Retype the full set of records. Keep every character identical.

Record excerpts:
++++++++

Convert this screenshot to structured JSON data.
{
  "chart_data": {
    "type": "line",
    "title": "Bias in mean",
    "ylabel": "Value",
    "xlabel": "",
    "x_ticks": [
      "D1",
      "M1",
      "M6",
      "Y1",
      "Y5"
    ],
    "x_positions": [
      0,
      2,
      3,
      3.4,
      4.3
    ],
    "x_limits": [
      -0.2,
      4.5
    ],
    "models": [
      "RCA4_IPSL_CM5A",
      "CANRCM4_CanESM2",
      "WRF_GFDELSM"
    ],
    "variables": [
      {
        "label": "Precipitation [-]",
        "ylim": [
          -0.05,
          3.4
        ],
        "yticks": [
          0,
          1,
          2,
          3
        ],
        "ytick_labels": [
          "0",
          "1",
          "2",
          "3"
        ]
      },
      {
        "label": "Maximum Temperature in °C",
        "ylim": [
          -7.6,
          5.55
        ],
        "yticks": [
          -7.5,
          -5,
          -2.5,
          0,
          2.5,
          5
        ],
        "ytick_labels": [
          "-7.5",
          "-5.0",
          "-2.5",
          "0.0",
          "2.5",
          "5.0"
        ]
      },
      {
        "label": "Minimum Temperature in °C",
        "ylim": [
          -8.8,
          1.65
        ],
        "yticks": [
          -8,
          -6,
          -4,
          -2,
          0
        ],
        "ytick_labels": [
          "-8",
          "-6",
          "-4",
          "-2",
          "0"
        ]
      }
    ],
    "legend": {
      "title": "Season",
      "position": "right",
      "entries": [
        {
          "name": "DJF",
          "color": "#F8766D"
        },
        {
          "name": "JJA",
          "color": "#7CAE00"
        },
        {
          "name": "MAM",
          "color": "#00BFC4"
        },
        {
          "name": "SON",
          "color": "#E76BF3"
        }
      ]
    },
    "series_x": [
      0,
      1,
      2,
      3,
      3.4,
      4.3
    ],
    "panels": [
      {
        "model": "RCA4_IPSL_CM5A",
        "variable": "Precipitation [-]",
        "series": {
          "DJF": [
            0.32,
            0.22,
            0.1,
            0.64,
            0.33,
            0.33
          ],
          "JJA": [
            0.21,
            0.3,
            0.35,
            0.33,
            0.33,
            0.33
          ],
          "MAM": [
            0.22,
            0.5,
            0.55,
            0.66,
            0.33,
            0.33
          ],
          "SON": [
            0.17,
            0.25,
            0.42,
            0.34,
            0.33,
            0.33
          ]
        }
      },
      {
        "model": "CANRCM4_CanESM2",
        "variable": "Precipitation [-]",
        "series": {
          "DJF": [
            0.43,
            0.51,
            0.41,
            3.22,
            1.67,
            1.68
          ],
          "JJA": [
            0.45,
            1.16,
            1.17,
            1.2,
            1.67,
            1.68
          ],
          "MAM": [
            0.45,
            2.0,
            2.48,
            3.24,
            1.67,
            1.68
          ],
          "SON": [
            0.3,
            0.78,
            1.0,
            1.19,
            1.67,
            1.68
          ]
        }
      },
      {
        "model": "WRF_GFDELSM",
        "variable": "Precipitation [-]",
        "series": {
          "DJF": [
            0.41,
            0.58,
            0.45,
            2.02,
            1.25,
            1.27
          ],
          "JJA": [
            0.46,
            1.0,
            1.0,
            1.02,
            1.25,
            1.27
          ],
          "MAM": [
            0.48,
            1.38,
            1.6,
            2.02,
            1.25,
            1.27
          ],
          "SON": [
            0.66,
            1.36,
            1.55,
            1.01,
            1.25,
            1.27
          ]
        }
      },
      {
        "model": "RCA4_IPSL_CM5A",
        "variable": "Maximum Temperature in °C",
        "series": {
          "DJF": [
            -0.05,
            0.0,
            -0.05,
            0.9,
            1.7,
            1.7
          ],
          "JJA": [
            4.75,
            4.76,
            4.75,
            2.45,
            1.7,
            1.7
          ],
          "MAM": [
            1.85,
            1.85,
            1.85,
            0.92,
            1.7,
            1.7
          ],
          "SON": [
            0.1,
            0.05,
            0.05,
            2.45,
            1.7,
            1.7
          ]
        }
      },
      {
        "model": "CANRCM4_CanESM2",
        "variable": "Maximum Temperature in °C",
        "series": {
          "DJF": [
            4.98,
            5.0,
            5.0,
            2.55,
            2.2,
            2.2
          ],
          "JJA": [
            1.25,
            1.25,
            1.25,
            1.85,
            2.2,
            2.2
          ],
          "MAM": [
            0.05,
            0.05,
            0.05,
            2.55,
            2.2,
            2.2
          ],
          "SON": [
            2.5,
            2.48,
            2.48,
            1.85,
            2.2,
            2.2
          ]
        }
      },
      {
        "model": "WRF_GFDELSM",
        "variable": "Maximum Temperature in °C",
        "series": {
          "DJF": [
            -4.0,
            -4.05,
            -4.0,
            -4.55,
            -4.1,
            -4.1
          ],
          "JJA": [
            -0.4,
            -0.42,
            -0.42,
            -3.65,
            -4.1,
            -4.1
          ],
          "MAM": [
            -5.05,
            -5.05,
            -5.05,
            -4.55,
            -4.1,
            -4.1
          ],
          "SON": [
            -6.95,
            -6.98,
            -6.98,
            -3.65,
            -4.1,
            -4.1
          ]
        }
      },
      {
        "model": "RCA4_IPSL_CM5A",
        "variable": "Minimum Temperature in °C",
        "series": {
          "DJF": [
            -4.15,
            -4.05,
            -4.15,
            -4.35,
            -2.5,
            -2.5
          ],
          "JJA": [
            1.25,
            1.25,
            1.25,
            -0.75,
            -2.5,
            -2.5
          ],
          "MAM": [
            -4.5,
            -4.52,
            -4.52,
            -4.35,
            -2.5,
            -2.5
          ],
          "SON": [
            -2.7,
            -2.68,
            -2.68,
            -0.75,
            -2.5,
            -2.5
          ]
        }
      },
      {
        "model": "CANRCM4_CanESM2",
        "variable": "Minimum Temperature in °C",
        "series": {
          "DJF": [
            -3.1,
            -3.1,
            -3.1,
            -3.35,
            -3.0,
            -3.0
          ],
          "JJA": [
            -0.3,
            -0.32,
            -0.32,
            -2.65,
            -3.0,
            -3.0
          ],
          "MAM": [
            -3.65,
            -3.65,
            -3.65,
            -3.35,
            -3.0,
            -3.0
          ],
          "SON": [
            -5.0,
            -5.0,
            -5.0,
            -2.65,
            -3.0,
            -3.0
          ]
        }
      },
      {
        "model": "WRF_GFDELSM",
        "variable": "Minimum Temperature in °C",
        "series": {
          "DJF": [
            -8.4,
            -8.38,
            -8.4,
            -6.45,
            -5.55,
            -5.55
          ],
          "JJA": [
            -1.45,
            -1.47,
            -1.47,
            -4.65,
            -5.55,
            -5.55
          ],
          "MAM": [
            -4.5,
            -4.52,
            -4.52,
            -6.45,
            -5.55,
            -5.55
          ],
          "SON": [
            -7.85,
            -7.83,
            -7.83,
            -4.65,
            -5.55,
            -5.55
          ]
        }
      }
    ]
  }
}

++++++++

Reply to the task:
Convert this screenshot to structured JSON data.
{
  "chart_data": {
    "type": "line",
    "title": "Bias in mean",
    "ylabel": "Value",
    "xlabel": "",
    "x_ticks": [
      "D1",
      "M1",
      "M6",
      "Y1",
      "Y5"
    ],
    "x_positions": [
      0,
      2,
      3,
      3.4,
      4.3
    ],
    "x_limits": [
      -0.2,
      4.5
    ],
    "models": [
      "RCA4_IPSL_CM5A",
      "CANRCM4_CanESM2",
      "WRF_GFDELSM"
    ],
    "variables": [
      {
        "label": "Precipitation [-]",
        "ylim": [
          -0.05,
          3.4
        ],
        "yticks": [
          0,
          1,
          2,
          3
        ],
        "ytick_labels": [
          "0",
          "1",
          "2",
          "3"
        ]
      },
      {
        "label": "Maximum Temperature in °C",
        "ylim": [
          -7.6,
          5.55
        ],
        "yticks": [
          -7.5,
          -5,
          -2.5,
          0,
          2.5,
          5
        ],
        "ytick_labels": [
          "-7.5",
          "-5.0",
          "-2.5",
          "0.0",
          "2.5",
          "5.0"
        ]
      },
      {
        "label": "Minimum Temperature in °C",
        "ylim": [
          -8.8,
          1.65
        ],
        "yticks": [
          -8,
          -6,
          -4,
          -2,
          0
        ],
        "ytick_labels": [
          "-8",
          "-6",
          "-4",
          "-2",
          "0"
        ]
      }
    ],
    "legend": {
      "title": "Season",
      "position": "right",
      "entries": [
        {
          "name": "DJF",
          "color": "#F8766D"
        },
        {
          "name": "JJA",
          "color": "#7CAE00"
        },
        {
          "name": "MAM",
          "color": "#00BFC4"
        },
        {
          "name": "SON",
          "color": "#E76BF3"
        }
      ]
    },
    "series_x": [
      0,
      1,
      2,
      3,
      3.4,
      4.3
    ],
    "panels": [
      {
        "model": "RCA4_IPSL_CM5A",
        "variable": "Precipitation [-]",
        "series": {
          "DJF": [
            0.32,
            0.22,
            0.1,
            0.64,
            0.33,
            0.33
          ],
          "JJA": [
            0.21,
            0.3,
            0.35,
            0.33,
            0.33,
            0.33
          ],
          "MAM": [
            0.22,
            0.5,
            0.55,
            0.66,
            0.33,
            0.33
          ],
          "SON": [
            0.17,
            0.25,
            0.42,
            0.34,
            0.33,
            0.33
          ]
        }
      },
      {
        "model": "CANRCM4_CanESM2",
        "variable": "Precipitation [-]",
        "series": {
          "DJF": [
            0.43,
            0.51,
            0.41,
            3.22,
            1.67,
            1.68
          ],
          "JJA": [
            0.45,
            1.16,
            1.17,
            1.2,
            1.67,
            1.68
          ],
          "MAM": [
            0.45,
            2.0,
            2.48,
            3.24,
            1.67,
            1.68
          ],
          "SON": [
            0.3,
            0.78,
            1.0,
            1.19,
            1.67,
            1.68
          ]
        }
      },
      {
        "model": "WRF_GFDELSM",
        "variable": "Precipitation [-]",
        "series": {
          "DJF": [
            0.41,
            0.58,
            0.45,
            2.02,
            1.25,
            1.27
          ],
          "JJA": [
            0.46,
            1.0,
            1.0,
            1.02,
            1.25,
            1.27
          ],
          "MAM": [
            0.48,
            1.38,
            1.6,
            2.02,
            1.25,
            1.27
          ],
          "SON": [
            0.66,
            1.36,
            1.55,
            1.01,
            1.25,
            1.27
          ]
        }
      },
      {
        "model": "RCA4_IPSL_CM5A",
        "variable": "Maximum Temperature in °C",
        "series": {
          "DJF": [
            -0.05,
            0.0,
            -0.05,
            0.9,
            1.7,
            1.7
          ],
          "JJA": [
            4.75,
            4.76,
            4.75,
            2.45,
            1.7,
            1.7
          ],
          "MAM": [
            1.85,
            1.85,
            1.85,
            0.92,
            1.7,
            1.7
          ],
          "SON": [
            0.1,
            0.05,
            0.05,
            2.45,
            1.7,
            1.7
          ]
        }
      },
      {
        "model": "CANRCM4_CanESM2",
        "variable": "Maximum Temperature in °C",
        "series": {
          "DJF": [
            4.98,
            5.0,
            5.0,
            2.55,
            2.2,
            2.2
          ],
          "JJA": [
            1.25,
            1.25,
            1.25,
            1.85,
            2.2,
            2.2
          ],
          "MAM": [
            0.05,
            0.05,
            0.05,
            2.55,
            2.2,
            2.2
          ],
          "SON": [
            2.5,
            2.48,
            2.48,
            1.85,
            2.2,
            2.2
          ]
        }
      },
      {
        "model": "WRF_GFDELSM",
        "variable": "Maximum Temperature in °C",
        "series": {
          "DJF": [
            -4.0,
            -4.05,
            -4.0,
            -4.55,
            -4.1,
            -4.1
          ],
          "JJA": [
            -0.4,
            -0.42,
            -0.42,
            -3.65,
            -4.1,
            -4.1
          ],
          "MAM": [
            -5.05,
            -5.05,
            -5.05,
            -4.55,
            -4.1,
            -4.1
          ],
          "SON": [
            -6.95,
            -6.98,
            -6.98,
            -3.65,
            -4.1,
            -4.1
          ]
        }
      },
      {
        "model": "RCA4_IPSL_CM5A",
        "variable": "Minimum Temperature in °C",
        "series": {
          "DJF": [
            -4.15,
            -4.05,
            -4.15,
            -4.35,
            -2.5,
            -2.5
          ],
          "JJA": [
            1.25,
            1.25,
            1.25,
            -0.75,
            -2.5,
            -2.5
          ],
          "MAM": [
            -4.5,
            -4.52,
            -4.52,
            -4.35,
            -2.5,
            -2.5
          ],
          "SON": [
            -2.7,
            -2.68,
            -2.68,
            -0.75,
            -2.5,
            -2.5
          ]
        }
      },
      {
        "model": "CANRCM4_CanESM2",
        "variable": "Minimum Temperature in °C",
        "series": {
          "DJF": [
            -3.1,
            -3.1,
            -3.1,
            -3.35,
            -3.0,
            -3.0
          ],
          "JJA": [
            -0.3,
            -0.32,
            -0.32,
            -2.65,
            -3.0,
            -3.0
          ],
          "MAM": [
            -3.65,
            -3.65,
            -3.65,
            -3.35,
            -3.0,
            -3.0
          ],
          "SON": [
            -5.0,
            -5.0,
            -5.0,
            -2.65,
            -3.0,
            -3.0
          ]
        }
      },
      {
        "model": "WRF_GFDELSM",
        "variable": "Minimum Temperature in °C",
        "series": {
          "DJF": [
            -8.4,
            -8.38,
            -8.4,
            -6.45,
            -5.55,
            -5.55
          ],
          "JJA": [
            -1.45,
            -1.47,
            -1.47,
            -4.65,
            -5.55,
            -5.55
          ],
          "MAM": [
            -4.5,
            -4.52,
            -4.52,
            -6.45,
            -5.55,
            -5.55
          ],
          "SON": [
            -7.85,
            -7.83,
            -7.83,
            -4.65,
            -5.55,
            -5.55
          ]
        }
      }
    ]
  }
}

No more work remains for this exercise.